Information shown:
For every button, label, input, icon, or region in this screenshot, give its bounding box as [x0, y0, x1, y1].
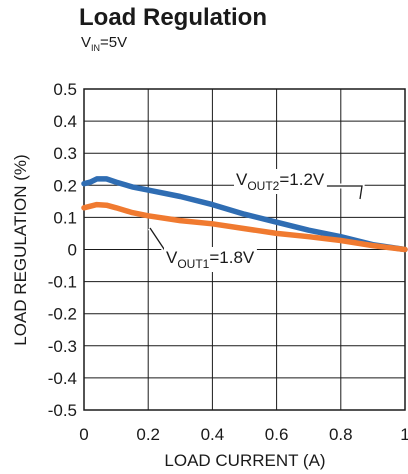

---

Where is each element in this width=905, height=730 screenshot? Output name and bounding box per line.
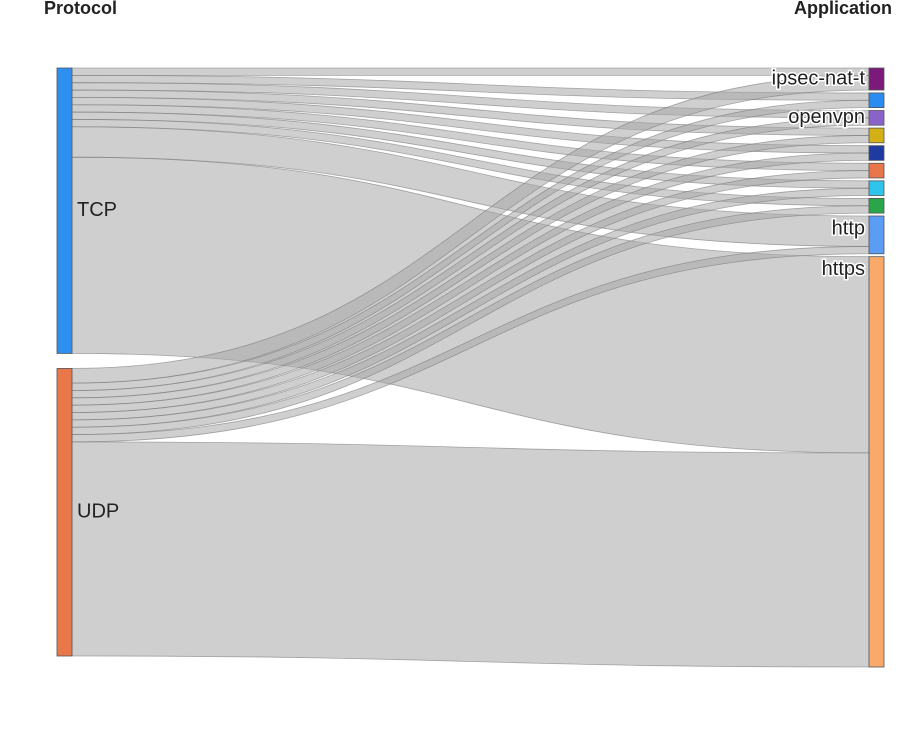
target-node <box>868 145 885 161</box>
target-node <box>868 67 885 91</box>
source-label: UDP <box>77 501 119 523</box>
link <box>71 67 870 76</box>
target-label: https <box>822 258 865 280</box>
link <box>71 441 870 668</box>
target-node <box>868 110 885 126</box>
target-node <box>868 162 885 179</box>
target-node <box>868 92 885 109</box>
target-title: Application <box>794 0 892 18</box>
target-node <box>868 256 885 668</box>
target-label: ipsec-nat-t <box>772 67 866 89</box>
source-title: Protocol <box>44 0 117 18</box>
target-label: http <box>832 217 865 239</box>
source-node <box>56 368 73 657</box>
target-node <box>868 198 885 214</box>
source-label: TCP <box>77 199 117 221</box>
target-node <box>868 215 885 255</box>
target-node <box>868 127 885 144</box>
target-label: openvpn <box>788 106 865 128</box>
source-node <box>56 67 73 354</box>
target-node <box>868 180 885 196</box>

* * *

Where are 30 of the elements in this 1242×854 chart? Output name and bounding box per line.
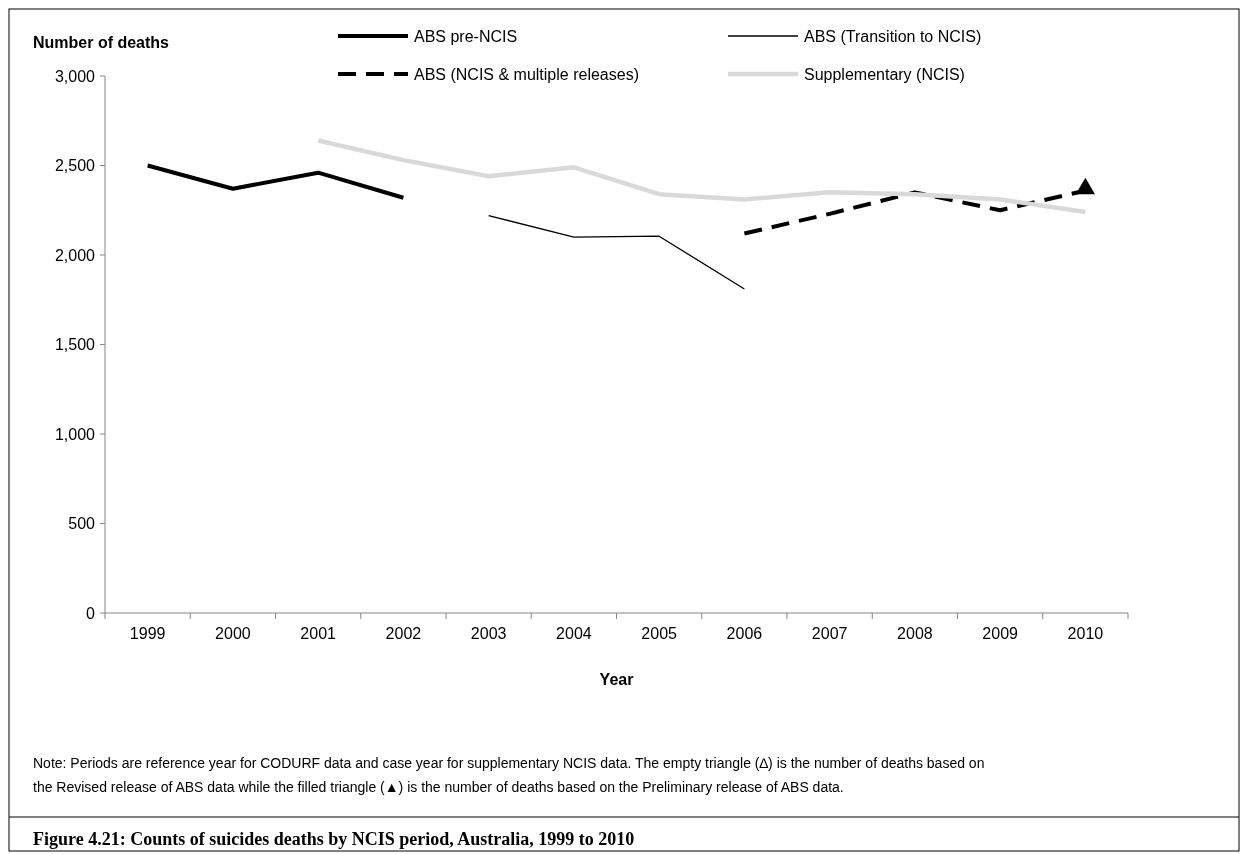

Requirements: Write out the stretch of the material from the line containing "Where is each" through the line containing "target-node <box>868 180 885 196</box>", leaving out the picture.

Correct answer:
Where is each element in this width=905, height=730 screenshot? Output name and bounding box per line.
target-node <box>868 145 885 161</box>
target-node <box>868 67 885 91</box>
source-label: UDP <box>77 501 119 523</box>
link <box>71 67 870 76</box>
target-label: https <box>822 258 865 280</box>
link <box>71 441 870 668</box>
target-node <box>868 110 885 126</box>
target-node <box>868 162 885 179</box>
target-node <box>868 92 885 109</box>
target-title: Application <box>794 0 892 18</box>
target-node <box>868 256 885 668</box>
target-label: ipsec-nat-t <box>772 67 866 89</box>
source-title: Protocol <box>44 0 117 18</box>
target-label: http <box>832 217 865 239</box>
source-node <box>56 368 73 657</box>
target-node <box>868 198 885 214</box>
source-label: TCP <box>77 199 117 221</box>
target-node <box>868 215 885 255</box>
target-node <box>868 127 885 144</box>
target-label: openvpn <box>788 106 865 128</box>
source-node <box>56 67 73 354</box>
target-node <box>868 180 885 196</box>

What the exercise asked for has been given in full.